:: Items ::
** Start **

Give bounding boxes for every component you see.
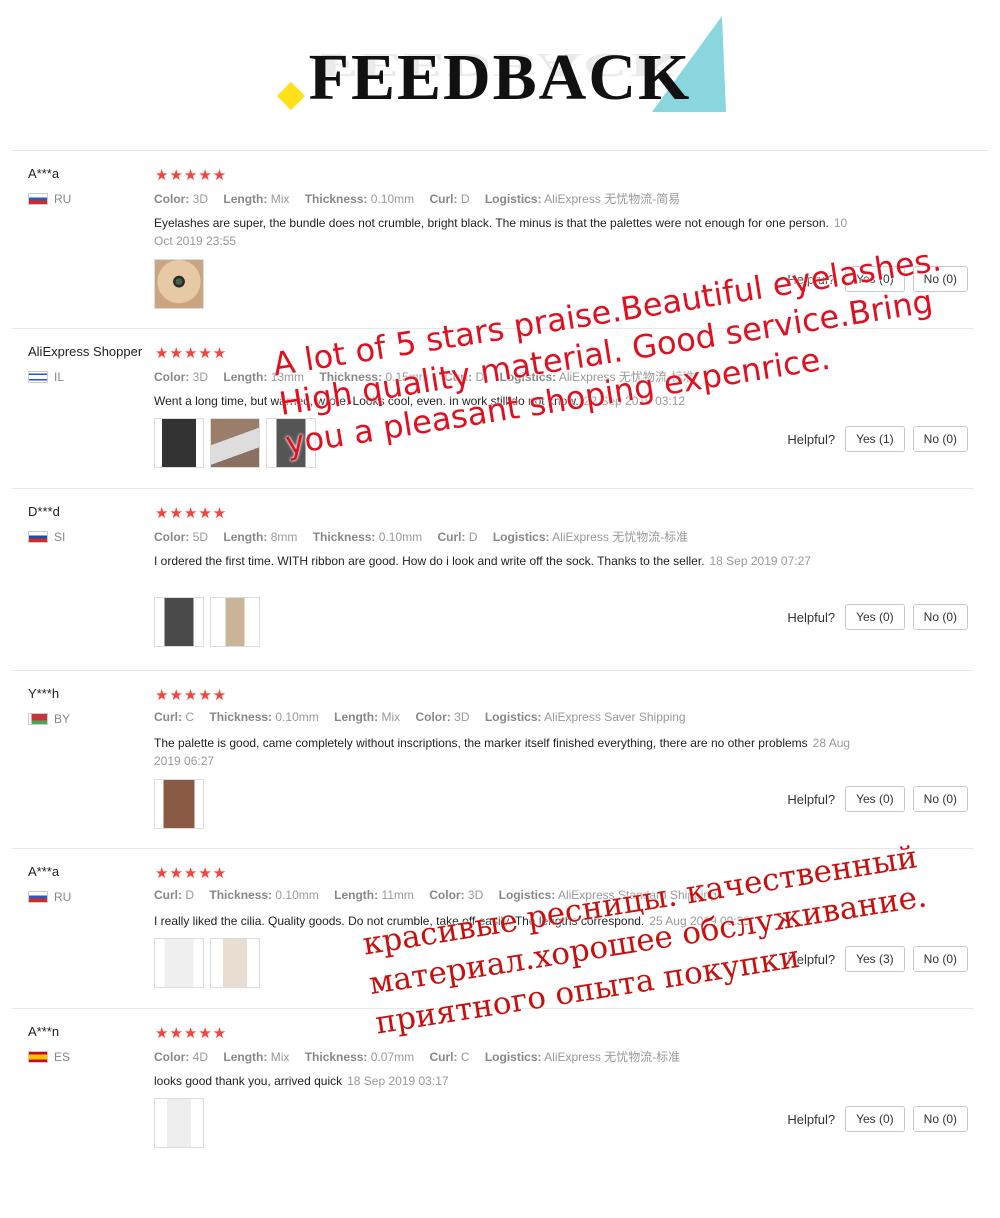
review-date: 18 Sep 2019 07:27 [709, 554, 811, 568]
helpful-votes: Helpful? Yes (0) No (0) [787, 604, 968, 630]
review-photos [154, 597, 260, 647]
no-vote-button[interactable]: No (0) [912, 1106, 968, 1132]
helpful-votes: Helpful? Yes (1) No (0) [787, 426, 968, 452]
reviewer-name: A***a [28, 864, 60, 879]
reviewer-name: A***n [28, 1024, 60, 1039]
star-rating: ★★★★★ [155, 167, 228, 184]
review-photos [154, 938, 260, 988]
review-photo-thumbnail[interactable] [154, 938, 204, 988]
review-photo-thumbnail[interactable] [154, 597, 204, 647]
no-vote-button[interactable]: No (0) [912, 604, 968, 630]
reviewer-name: Y***h [28, 686, 60, 701]
review-text: Eyelashes are super, the bundle does not… [154, 216, 848, 248]
order-attributes: Color: 5D Length: 8mm Thickness: 0.10mm … [154, 530, 689, 544]
review-text: looks good thank you, arrived quick 18 Se… [154, 1074, 449, 1088]
review-photo-thumbnail[interactable] [154, 259, 204, 309]
reviewer-name: AliExpress Shopper [28, 344, 143, 359]
reviewer-country: RU [28, 890, 71, 904]
review-item: D***d SI ★★★★★ Color: 5D Length: 8mm Thi… [12, 490, 974, 671]
review-text: I ordered the first time. WITH ribbon ar… [154, 554, 811, 568]
flag-ru-icon [28, 193, 48, 205]
review-photo-thumbnail[interactable] [154, 1098, 204, 1148]
star-rating: ★★★★★ [155, 505, 228, 522]
star-rating: ★★★★★ [155, 865, 228, 882]
helpful-label: Helpful? [787, 791, 836, 807]
yes-vote-button[interactable]: Yes (0) [845, 786, 905, 812]
review-photo-thumbnail[interactable] [210, 418, 260, 468]
star-rating: ★★★★★ [155, 687, 228, 704]
review-photo-thumbnail[interactable] [154, 779, 204, 829]
review-photos [154, 1098, 204, 1148]
review-divider [12, 848, 974, 849]
flag-es-icon [28, 1051, 48, 1063]
flag-il-icon [28, 371, 48, 383]
reviewer-name: D***d [28, 504, 60, 519]
header-divider [12, 150, 988, 151]
order-attributes: Color: 4D Length: Mix Thickness: 0.07mm … [154, 1050, 681, 1064]
helpful-votes: Helpful? Yes (0) No (0) [787, 786, 968, 812]
star-rating: ★★★★★ [155, 345, 228, 362]
helpful-label: Helpful? [787, 609, 836, 625]
reviewer-name: A***a [28, 166, 60, 181]
reviewer-country: BY [28, 712, 70, 726]
reviewer-country: RU [28, 192, 71, 206]
review-photo-thumbnail[interactable] [210, 938, 260, 988]
yes-vote-button[interactable]: Yes (0) [845, 1106, 905, 1132]
review-text: The palette is good, came completely wit… [154, 736, 851, 768]
no-vote-button[interactable]: No (0) [912, 426, 968, 452]
reviewer-country: ES [28, 1050, 70, 1064]
feedback-header: FEEDBACK FEEDBACK [0, 0, 1000, 150]
star-rating: ★★★★★ [155, 1025, 228, 1042]
review-photo-thumbnail[interactable] [154, 418, 204, 468]
helpful-label: Helpful? [787, 431, 836, 447]
flag-ru-icon [28, 891, 48, 903]
review-photos [154, 779, 204, 829]
review-photo-thumbnail[interactable] [210, 597, 260, 647]
review-item: A***n ES ★★★★★ Color: 4D Length: Mix Thi… [12, 1010, 974, 1170]
review-divider [12, 488, 974, 489]
review-divider [12, 670, 974, 671]
reviewer-country: IL [28, 370, 64, 384]
review-date: 18 Sep 2019 03:17 [347, 1074, 449, 1088]
review-photos [154, 259, 204, 309]
review-item: Y***h BY ★★★★★ Curl: C Thickness: 0.10mm… [12, 672, 974, 849]
reviewer-country: SI [28, 530, 65, 544]
flag-si-icon [28, 531, 48, 543]
page-title: FEEDBACK [308, 41, 692, 114]
order-attributes: Color: 3D Length: Mix Thickness: 0.10mm … [154, 192, 681, 206]
helpful-label: Helpful? [787, 1111, 836, 1127]
flag-by-icon [28, 713, 48, 725]
no-vote-button[interactable]: No (0) [912, 786, 968, 812]
order-attributes: Curl: C Thickness: 0.10mm Length: Mix Co… [154, 710, 686, 724]
yes-vote-button[interactable]: Yes (0) [845, 604, 905, 630]
yes-vote-button[interactable]: Yes (1) [845, 426, 905, 452]
helpful-votes: Helpful? Yes (0) No (0) [787, 1106, 968, 1132]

** End **

Rewrite the lines above, replacing "reviewer-country" with "reviewer-location" everywhere and keeping everything else unchanged. Leave the pictures out of your answer.

:: Solution below ::
Give bounding boxes for every component you see.
review-date: 18 Sep 2019 07:27 [709, 554, 811, 568]
helpful-votes: Helpful? Yes (0) No (0) [787, 604, 968, 630]
review-photos [154, 597, 260, 647]
no-vote-button[interactable]: No (0) [912, 1106, 968, 1132]
helpful-votes: Helpful? Yes (1) No (0) [787, 426, 968, 452]
reviewer-name: A***a [28, 864, 60, 879]
reviewer-name: A***n [28, 1024, 60, 1039]
star-rating: ★★★★★ [155, 167, 228, 184]
review-photos [154, 938, 260, 988]
review-photo-thumbnail[interactable] [154, 938, 204, 988]
review-photo-thumbnail[interactable] [154, 597, 204, 647]
no-vote-button[interactable]: No (0) [912, 604, 968, 630]
reviewer-name: Y***h [28, 686, 60, 701]
review-text: Eyelashes are super, the bundle does not… [154, 216, 848, 248]
order-attributes: Color: 5D Length: 8mm Thickness: 0.10mm … [154, 530, 689, 544]
review-text: looks good thank you, arrived quick 18 Se… [154, 1074, 449, 1088]
review-photo-thumbnail[interactable] [154, 259, 204, 309]
reviewer-name: AliExpress Shopper [28, 344, 143, 359]
reviewer-location: RU [28, 890, 71, 904]
review-item: D***d SI ★★★★★ Color: 5D Length: 8mm Thi… [12, 490, 974, 671]
review-text: I ordered the first time. WITH ribbon ar… [154, 554, 811, 568]
flag-ru-icon [28, 193, 48, 205]
review-photo-thumbnail[interactable] [154, 1098, 204, 1148]
star-rating: ★★★★★ [155, 505, 228, 522]
star-rating: ★★★★★ [155, 865, 228, 882]
helpful-label: Helpful? [787, 791, 836, 807]
yes-vote-button[interactable]: Yes (0) [845, 786, 905, 812]
review-photo-thumbnail[interactable] [210, 418, 260, 468]
star-rating: ★★★★★ [155, 687, 228, 704]
review-photo-thumbnail[interactable] [154, 779, 204, 829]
review-photos [154, 1098, 204, 1148]
review-divider [12, 848, 974, 849]
flag-es-icon [28, 1051, 48, 1063]
flag-il-icon [28, 371, 48, 383]
reviewer-name: D***d [28, 504, 60, 519]
header-divider [12, 150, 988, 151]
order-attributes: Color: 4D Length: Mix Thickness: 0.07mm … [154, 1050, 681, 1064]
helpful-votes: Helpful? Yes (0) No (0) [787, 786, 968, 812]
star-rating: ★★★★★ [155, 345, 228, 362]
helpful-label: Helpful? [787, 609, 836, 625]
reviewer-name: A***a [28, 166, 60, 181]
reviewer-location: BY [28, 712, 70, 726]
reviewer-location: RU [28, 192, 71, 206]
review-photo-thumbnail[interactable] [210, 938, 260, 988]
yes-vote-button[interactable]: Yes (0) [845, 1106, 905, 1132]
review-text: The palette is good, came completely wit… [154, 736, 851, 768]
no-vote-button[interactable]: No (0) [912, 426, 968, 452]
reviewer-location: ES [28, 1050, 70, 1064]
feedback-header: FEEDBACK FEEDBACK [0, 0, 1000, 150]
star-rating: ★★★★★ [155, 1025, 228, 1042]
review-photo-thumbnail[interactable] [154, 418, 204, 468]
helpful-label: Helpful? [787, 431, 836, 447]
flag-ru-icon [28, 891, 48, 903]
review-photos [154, 779, 204, 829]
review-photo-thumbnail[interactable] [210, 597, 260, 647]
review-item: A***n ES ★★★★★ Color: 4D Length: Mix Thi… [12, 1010, 974, 1170]
review-divider [12, 488, 974, 489]
review-divider [12, 670, 974, 671]
reviewer-location: IL [28, 370, 64, 384]
review-date: 18 Sep 2019 03:17 [347, 1074, 449, 1088]
review-photos [154, 259, 204, 309]
review-item: Y***h BY ★★★★★ Curl: C Thickness: 0.10mm… [12, 672, 974, 849]
reviewer-location: SI [28, 530, 65, 544]
flag-si-icon [28, 531, 48, 543]
page-title: FEEDBACK [308, 41, 692, 114]
order-attributes: Color: 3D Length: Mix Thickness: 0.10mm … [154, 192, 681, 206]
helpful-label: Helpful? [787, 1111, 836, 1127]
flag-by-icon [28, 713, 48, 725]
no-vote-button[interactable]: No (0) [912, 786, 968, 812]
order-attributes: Curl: C Thickness: 0.10mm Length: Mix Co… [154, 710, 686, 724]
yes-vote-button[interactable]: Yes (0) [845, 604, 905, 630]
yes-vote-button[interactable]: Yes (1) [845, 426, 905, 452]
helpful-votes: Helpful? Yes (0) No (0) [787, 1106, 968, 1132]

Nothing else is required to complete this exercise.